--- begin ---

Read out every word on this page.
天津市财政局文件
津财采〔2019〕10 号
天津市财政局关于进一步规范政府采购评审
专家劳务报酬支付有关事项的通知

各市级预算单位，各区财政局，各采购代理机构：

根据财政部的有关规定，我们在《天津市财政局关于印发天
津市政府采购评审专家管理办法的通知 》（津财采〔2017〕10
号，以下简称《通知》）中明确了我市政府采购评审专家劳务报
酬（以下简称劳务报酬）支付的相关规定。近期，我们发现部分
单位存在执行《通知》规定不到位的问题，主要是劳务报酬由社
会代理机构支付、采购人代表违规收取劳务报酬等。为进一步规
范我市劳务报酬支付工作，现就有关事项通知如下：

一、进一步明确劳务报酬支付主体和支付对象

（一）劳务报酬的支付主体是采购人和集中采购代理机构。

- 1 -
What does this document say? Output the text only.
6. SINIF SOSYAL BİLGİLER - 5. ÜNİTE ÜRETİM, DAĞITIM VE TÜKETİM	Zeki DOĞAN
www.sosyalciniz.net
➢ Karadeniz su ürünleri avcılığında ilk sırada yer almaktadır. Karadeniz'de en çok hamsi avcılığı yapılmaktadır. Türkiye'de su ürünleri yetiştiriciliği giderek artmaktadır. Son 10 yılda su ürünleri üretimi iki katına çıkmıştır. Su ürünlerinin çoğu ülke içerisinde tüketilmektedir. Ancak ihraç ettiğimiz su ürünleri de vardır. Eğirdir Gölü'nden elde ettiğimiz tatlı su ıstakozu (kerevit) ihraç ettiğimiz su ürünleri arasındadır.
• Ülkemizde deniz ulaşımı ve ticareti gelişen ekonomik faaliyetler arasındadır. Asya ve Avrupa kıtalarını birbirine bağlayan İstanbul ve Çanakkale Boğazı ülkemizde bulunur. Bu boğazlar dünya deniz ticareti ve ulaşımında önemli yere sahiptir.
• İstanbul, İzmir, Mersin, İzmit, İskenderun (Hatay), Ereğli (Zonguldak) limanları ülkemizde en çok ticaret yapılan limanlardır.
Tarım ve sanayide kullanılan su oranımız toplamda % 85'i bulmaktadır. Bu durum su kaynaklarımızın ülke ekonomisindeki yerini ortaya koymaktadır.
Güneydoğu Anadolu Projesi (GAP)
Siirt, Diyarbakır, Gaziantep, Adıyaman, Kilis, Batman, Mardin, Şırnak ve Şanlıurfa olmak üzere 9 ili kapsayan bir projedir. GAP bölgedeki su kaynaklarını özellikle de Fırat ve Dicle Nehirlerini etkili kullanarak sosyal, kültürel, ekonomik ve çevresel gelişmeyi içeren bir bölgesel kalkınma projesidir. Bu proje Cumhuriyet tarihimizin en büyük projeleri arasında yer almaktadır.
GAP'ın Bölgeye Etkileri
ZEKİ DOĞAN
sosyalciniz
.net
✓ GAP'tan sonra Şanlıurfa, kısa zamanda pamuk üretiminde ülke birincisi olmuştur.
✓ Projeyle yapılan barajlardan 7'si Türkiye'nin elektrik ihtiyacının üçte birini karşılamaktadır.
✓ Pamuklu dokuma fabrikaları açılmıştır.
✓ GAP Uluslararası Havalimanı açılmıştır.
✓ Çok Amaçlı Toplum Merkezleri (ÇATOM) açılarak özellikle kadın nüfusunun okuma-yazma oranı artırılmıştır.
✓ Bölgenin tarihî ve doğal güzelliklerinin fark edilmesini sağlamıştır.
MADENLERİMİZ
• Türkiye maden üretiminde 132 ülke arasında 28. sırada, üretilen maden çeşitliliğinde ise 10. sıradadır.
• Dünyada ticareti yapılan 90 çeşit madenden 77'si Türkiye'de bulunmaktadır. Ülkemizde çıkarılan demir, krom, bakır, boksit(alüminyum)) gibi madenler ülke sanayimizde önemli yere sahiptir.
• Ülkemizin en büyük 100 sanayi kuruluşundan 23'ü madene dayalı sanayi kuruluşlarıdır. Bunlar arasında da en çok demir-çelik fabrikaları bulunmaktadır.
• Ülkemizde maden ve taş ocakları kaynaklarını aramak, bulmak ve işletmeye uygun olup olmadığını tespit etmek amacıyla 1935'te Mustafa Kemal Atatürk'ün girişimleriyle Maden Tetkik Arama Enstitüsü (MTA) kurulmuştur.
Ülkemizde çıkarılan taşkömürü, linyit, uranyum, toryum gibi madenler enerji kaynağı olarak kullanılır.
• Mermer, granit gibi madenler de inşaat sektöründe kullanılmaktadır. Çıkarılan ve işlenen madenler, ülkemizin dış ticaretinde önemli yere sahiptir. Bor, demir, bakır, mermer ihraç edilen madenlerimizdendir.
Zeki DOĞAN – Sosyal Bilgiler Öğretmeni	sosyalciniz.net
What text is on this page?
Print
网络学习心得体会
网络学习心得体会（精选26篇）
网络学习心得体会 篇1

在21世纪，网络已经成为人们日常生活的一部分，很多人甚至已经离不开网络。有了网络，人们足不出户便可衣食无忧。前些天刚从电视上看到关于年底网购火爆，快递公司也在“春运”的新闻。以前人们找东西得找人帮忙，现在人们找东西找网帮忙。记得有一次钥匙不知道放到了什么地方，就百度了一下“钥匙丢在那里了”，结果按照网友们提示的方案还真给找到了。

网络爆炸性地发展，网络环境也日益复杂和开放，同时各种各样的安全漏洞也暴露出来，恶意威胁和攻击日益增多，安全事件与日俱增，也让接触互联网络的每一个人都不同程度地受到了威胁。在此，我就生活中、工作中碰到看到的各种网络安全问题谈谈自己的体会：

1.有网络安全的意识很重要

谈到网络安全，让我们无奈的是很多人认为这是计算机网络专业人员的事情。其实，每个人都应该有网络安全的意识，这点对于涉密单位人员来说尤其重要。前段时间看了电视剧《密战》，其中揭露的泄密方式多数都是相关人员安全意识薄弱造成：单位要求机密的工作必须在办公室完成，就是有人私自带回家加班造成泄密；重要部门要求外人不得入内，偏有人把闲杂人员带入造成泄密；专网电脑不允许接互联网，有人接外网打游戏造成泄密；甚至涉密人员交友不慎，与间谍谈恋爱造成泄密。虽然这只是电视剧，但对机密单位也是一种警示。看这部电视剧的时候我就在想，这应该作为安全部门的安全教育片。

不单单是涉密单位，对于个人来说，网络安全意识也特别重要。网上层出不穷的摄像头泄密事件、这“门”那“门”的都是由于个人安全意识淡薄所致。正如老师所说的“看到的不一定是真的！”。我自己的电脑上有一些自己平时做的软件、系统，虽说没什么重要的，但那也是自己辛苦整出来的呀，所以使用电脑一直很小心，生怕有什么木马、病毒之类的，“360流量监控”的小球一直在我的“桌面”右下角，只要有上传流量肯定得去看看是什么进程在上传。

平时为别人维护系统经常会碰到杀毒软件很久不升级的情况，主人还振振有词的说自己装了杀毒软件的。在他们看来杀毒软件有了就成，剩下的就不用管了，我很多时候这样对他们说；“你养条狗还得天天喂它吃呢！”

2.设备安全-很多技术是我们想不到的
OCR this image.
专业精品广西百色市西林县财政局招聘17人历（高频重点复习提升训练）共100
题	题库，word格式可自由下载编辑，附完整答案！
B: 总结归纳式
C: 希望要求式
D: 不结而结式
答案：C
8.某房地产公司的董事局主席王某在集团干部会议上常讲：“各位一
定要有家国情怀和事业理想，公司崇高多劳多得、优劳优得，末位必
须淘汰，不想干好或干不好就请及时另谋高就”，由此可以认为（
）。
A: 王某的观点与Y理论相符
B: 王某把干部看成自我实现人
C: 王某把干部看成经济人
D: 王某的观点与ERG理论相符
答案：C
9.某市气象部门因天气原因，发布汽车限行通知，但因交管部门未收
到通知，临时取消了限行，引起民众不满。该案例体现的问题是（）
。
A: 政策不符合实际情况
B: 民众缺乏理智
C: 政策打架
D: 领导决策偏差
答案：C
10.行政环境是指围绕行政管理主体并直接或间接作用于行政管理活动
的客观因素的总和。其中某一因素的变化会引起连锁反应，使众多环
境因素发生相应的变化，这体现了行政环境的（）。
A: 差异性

--- end ---

| OBJECTIVE |
Gather from the entries above all lines that include the string "fabrikaları".

| REPLY |
✓ Pamuklu dokuma fabrikaları açılmıştır.
• Ülkemizin en büyük 100 sanayi kuruluşundan 23'ü madene dayalı sanayi kuruluşlarıdır. Bunlar arasında da en çok demir-çelik fabrikaları bulunmaktadır.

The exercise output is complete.